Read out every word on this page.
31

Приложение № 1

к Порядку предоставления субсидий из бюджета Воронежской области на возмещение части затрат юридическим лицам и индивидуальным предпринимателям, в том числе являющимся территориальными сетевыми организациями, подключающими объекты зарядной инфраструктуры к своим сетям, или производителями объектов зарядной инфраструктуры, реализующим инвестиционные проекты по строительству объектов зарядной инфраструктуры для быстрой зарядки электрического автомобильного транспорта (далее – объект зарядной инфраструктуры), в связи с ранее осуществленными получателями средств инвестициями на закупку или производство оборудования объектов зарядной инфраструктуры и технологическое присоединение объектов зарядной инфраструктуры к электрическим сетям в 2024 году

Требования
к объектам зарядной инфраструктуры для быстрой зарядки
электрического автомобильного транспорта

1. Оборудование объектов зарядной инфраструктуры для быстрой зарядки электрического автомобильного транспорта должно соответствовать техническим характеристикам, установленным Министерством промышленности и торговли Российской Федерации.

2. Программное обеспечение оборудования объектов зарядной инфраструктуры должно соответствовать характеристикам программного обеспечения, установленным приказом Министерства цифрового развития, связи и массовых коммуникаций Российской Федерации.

____

▸ **Directive**
Each record above should be returned exactly as it appears.

▸ **The output**
Read out every word on this page.
31

Приложение № 1

к Порядку предоставления субсидий из бюджета Воронежской области на возмещение части затрат юридическим лицам и индивидуальным предпринимателям, в том числе являющимся территориальными сетевыми организациями, подключающими объекты зарядной инфраструктуры к своим сетям, или производителями объектов зарядной инфраструктуры, реализующим инвестиционные проекты по строительству объектов зарядной инфраструктуры для быстрой зарядки электрического автомобильного транспорта (далее – объект зарядной инфраструктуры), в связи с ранее осуществленными получателями средств инвестициями на закупку или производство оборудования объектов зарядной инфраструктуры и технологическое присоединение объектов зарядной инфраструктуры к электрическим сетям в 2024 году

Требования
к объектам зарядной инфраструктуры для быстрой зарядки
электрического автомобильного транспорта

1. Оборудование объектов зарядной инфраструктуры для быстрой зарядки электрического автомобильного транспорта должно соответствовать техническим характеристикам, установленным Министерством промышленности и торговли Российской Федерации.

2. Программное обеспечение оборудования объектов зарядной инфраструктуры должно соответствовать характеристикам программного обеспечения, установленным приказом Министерства цифрового развития, связи и массовых коммуникаций Российской Федерации.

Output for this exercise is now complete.